Problem requirements:
Write the next part of the article about disillusioned French voters planning to abstain in the presidential election, starting right after its last sentence.

France’s disillusioned voters prepare to abstain

Financial Times Financial Times

Dissatisfaction with political class points to record numbers staying at home

6 hours ago by: Michael Stothard in Paris

Growing up in Paris’s disadvantaged eastern suburbs, 22-year-old leftwing student Sabrina Robin has long felt abandoned by the political and business elite a few miles away in the city centre.

The idea of casting her vote in France’s presidential election for Emmanuel Macron, the 39-year-old former Rothschild banker who for her embodies that system, is hard to stomach. But nor is she a fan of far-right leader Marine Le Pen.

So if, as polls suggest, the election is a choice between Ms Le Pen and Mr Macron, Ms Robin sees only one option open to her: abstain.

“Macron and his type run around Paris wearing their Louis Vuitton clothes with no idea what’s happening in the real world. I’m not sure I can give someone like that legitimacy with my vote, even if it does help Le Pen,” she says.

For voters and investors assessing the chances of a victory for Ms Le Pen and her National Front (FN), the turnout in the election, as well as the solidity of support for the candidates, is likely to prove crucial. Stay-at-home voters offer path to victory for Le Pen French election outcome depends on turnout gap between second-round contestants

This year’s election could record the highest abstention rate of any French presidential vote, with 37 per cent of people saying they plan to stay at home for the first round in April 23, according to polls. This compares with 20 per cent in the last presidential election, a sign of widespread dissatisfaction with the political class.

Source material:
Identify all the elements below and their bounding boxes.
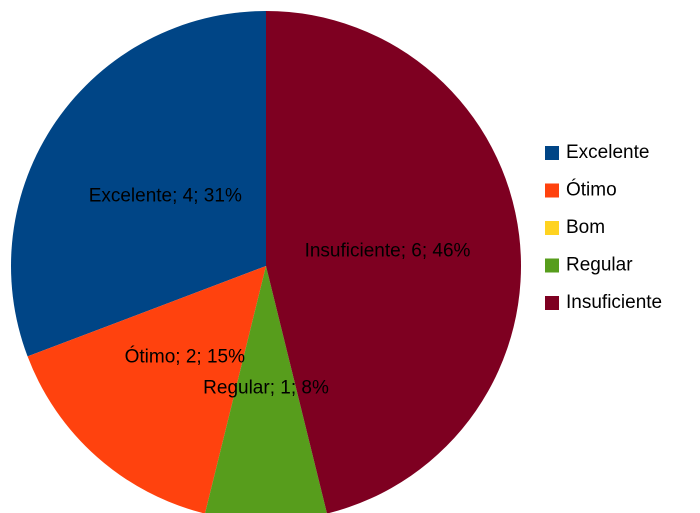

The answer:
Regardless of how this affects the first round, it will be in the deciding run-off vote two weeks later between the two leading candidates that France’s stayaway voters could decide the election — potentially in favour of Ms Le Pen.

Latest polls show the FN leader, who has campaigned on anti-globalisation and anti-immigration platform, winning just 40 per cent of votes in the second round — short of what she needs to win.

But the loyalty of Ms Le Pen’s fan base will also come into play if Mr Macron’s vote proves less solid. Latest polls show less than two-thirds of voters who say they support Mr Macron are sure to vote in the first round compared with a figure of 83 per cent for backers of Ms Le Pen.

“The chance of a Le Pen victory is much higher than the polls indicate,” says Serge Galam, a political scientist at Sciences Po University. He believes the surveys fail to take into account the likelihood that potential second round Macron voters such as Ms Robin will abstain owing to a lack of enthusiasm.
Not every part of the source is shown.